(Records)
************
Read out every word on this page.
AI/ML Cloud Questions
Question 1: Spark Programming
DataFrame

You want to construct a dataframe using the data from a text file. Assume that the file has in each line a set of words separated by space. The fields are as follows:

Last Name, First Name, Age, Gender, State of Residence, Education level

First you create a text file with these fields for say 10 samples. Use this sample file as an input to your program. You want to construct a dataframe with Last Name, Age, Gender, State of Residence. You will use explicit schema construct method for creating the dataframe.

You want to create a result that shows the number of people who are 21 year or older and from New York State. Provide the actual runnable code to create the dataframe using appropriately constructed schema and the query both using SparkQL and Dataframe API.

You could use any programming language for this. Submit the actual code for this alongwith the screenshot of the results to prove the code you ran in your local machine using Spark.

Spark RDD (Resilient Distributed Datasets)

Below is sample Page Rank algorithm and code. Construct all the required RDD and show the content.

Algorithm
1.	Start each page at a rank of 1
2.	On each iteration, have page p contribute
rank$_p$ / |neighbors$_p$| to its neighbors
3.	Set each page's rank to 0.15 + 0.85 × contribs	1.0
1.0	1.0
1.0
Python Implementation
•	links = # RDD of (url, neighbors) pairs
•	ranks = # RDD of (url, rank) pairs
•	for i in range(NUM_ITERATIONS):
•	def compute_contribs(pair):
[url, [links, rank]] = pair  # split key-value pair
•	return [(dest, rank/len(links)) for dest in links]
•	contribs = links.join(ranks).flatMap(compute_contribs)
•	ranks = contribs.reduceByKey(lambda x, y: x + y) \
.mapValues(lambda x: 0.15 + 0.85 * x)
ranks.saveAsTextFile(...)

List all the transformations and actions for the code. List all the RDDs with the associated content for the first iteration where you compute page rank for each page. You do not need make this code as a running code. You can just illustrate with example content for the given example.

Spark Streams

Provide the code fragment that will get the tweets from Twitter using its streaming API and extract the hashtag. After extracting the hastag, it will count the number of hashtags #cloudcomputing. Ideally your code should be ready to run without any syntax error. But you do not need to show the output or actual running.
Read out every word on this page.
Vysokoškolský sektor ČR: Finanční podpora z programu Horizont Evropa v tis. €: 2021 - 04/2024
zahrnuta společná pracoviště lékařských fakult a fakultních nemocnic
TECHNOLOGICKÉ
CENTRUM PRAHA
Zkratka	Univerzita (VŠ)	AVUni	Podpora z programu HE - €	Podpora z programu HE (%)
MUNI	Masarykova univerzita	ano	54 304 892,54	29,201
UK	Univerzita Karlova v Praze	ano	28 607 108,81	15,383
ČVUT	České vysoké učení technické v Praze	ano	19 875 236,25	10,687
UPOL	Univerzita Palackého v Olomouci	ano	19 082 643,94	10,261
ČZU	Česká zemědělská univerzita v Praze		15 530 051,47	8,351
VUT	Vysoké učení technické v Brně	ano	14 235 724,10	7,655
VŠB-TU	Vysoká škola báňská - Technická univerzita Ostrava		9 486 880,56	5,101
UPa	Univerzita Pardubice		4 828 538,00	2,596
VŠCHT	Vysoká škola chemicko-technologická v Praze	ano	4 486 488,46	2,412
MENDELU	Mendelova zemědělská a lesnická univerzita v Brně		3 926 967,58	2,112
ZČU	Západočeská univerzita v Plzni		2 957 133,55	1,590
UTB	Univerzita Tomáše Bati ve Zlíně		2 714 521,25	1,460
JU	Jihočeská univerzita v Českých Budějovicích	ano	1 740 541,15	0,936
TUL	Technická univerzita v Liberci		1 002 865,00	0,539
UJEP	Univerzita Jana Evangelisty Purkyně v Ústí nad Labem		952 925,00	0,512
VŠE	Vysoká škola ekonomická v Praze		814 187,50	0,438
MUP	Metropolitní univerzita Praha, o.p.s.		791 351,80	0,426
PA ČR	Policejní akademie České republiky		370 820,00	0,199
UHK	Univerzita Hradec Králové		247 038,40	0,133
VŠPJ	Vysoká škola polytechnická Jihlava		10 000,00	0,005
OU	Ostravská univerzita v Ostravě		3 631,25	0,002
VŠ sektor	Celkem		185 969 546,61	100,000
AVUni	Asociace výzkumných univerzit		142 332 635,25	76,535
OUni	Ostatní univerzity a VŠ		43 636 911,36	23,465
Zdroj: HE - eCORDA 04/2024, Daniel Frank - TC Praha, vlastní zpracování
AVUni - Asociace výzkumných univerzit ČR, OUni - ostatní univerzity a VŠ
************
Retype the entries exactly, including every line.

Read out every word on this page.
AI/ML Cloud Questions
Question 1: Spark Programming
DataFrame

You want to construct a dataframe using the data from a text file. Assume that the file has in each line a set of words separated by space. The fields are as follows:

Last Name, First Name, Age, Gender, State of Residence, Education level

First you create a text file with these fields for say 10 samples. Use this sample file as an input to your program. You want to construct a dataframe with Last Name, Age, Gender, State of Residence. You will use explicit schema construct method for creating the dataframe.

You want to create a result that shows the number of people who are 21 year or older and from New York State. Provide the actual runnable code to create the dataframe using appropriately constructed schema and the query both using SparkQL and Dataframe API.

You could use any programming language for this. Submit the actual code for this alongwith the screenshot of the results to prove the code you ran in your local machine using Spark.

Spark RDD (Resilient Distributed Datasets)

Below is sample Page Rank algorithm and code. Construct all the required RDD and show the content.

Algorithm
1.	Start each page at a rank of 1
2.	On each iteration, have page p contribute
rank$_p$ / |neighbors$_p$| to its neighbors
3.	Set each page's rank to 0.15 + 0.85 × contribs	1.0
1.0	1.0
1.0
Python Implementation
•	links = # RDD of (url, neighbors) pairs
•	ranks = # RDD of (url, rank) pairs
•	for i in range(NUM_ITERATIONS):
•	def compute_contribs(pair):
[url, [links, rank]] = pair  # split key-value pair
•	return [(dest, rank/len(links)) for dest in links]
•	contribs = links.join(ranks).flatMap(compute_contribs)
•	ranks = contribs.reduceByKey(lambda x, y: x + y) \
.mapValues(lambda x: 0.15 + 0.85 * x)
ranks.saveAsTextFile(...)

List all the transformations and actions for the code. List all the RDDs with the associated content for the first iteration where you compute page rank for each page. You do not need make this code as a running code. You can just illustrate with example content for the given example.

Spark Streams

Provide the code fragment that will get the tweets from Twitter using its streaming API and extract the hashtag. After extracting the hastag, it will count the number of hashtags #cloudcomputing. Ideally your code should be ready to run without any syntax error. But you do not need to show the output or actual running.
Read out every word on this page.
Vysokoškolský sektor ČR: Finanční podpora z programu Horizont Evropa v tis. €: 2021 - 04/2024
zahrnuta společná pracoviště lékařských fakult a fakultních nemocnic
TECHNOLOGICKÉ
CENTRUM PRAHA
Zkratka	Univerzita (VŠ)	AVUni	Podpora z programu HE - €	Podpora z programu HE (%)
MUNI	Masarykova univerzita	ano	54 304 892,54	29,201
UK	Univerzita Karlova v Praze	ano	28 607 108,81	15,383
ČVUT	České vysoké učení technické v Praze	ano	19 875 236,25	10,687
UPOL	Univerzita Palackého v Olomouci	ano	19 082 643,94	10,261
ČZU	Česká zemědělská univerzita v Praze		15 530 051,47	8,351
VUT	Vysoké učení technické v Brně	ano	14 235 724,10	7,655
VŠB-TU	Vysoká škola báňská - Technická univerzita Ostrava		9 486 880,56	5,101
UPa	Univerzita Pardubice		4 828 538,00	2,596
VŠCHT	Vysoká škola chemicko-technologická v Praze	ano	4 486 488,46	2,412
MENDELU	Mendelova zemědělská a lesnická univerzita v Brně		3 926 967,58	2,112
ZČU	Západočeská univerzita v Plzni		2 957 133,55	1,590
UTB	Univerzita Tomáše Bati ve Zlíně		2 714 521,25	1,460
JU	Jihočeská univerzita v Českých Budějovicích	ano	1 740 541,15	0,936
TUL	Technická univerzita v Liberci		1 002 865,00	0,539
UJEP	Univerzita Jana Evangelisty Purkyně v Ústí nad Labem		952 925,00	0,512
VŠE	Vysoká škola ekonomická v Praze		814 187,50	0,438
MUP	Metropolitní univerzita Praha, o.p.s.		791 351,80	0,426
PA ČR	Policejní akademie České republiky		370 820,00	0,199
UHK	Univerzita Hradec Králové		247 038,40	0,133
VŠPJ	Vysoká škola polytechnická Jihlava		10 000,00	0,005
OU	Ostravská univerzita v Ostravě		3 631,25	0,002
VŠ sektor	Celkem		185 969 546,61	100,000
AVUni	Asociace výzkumných univerzit		142 332 635,25	76,535
OUni	Ostatní univerzity a VŠ		43 636 911,36	23,465
Zdroj: HE - eCORDA 04/2024, Daniel Frank - TC Praha, vlastní zpracování
AVUni - Asociace výzkumných univerzit ČR, OUni - ostatní univerzity a VŠ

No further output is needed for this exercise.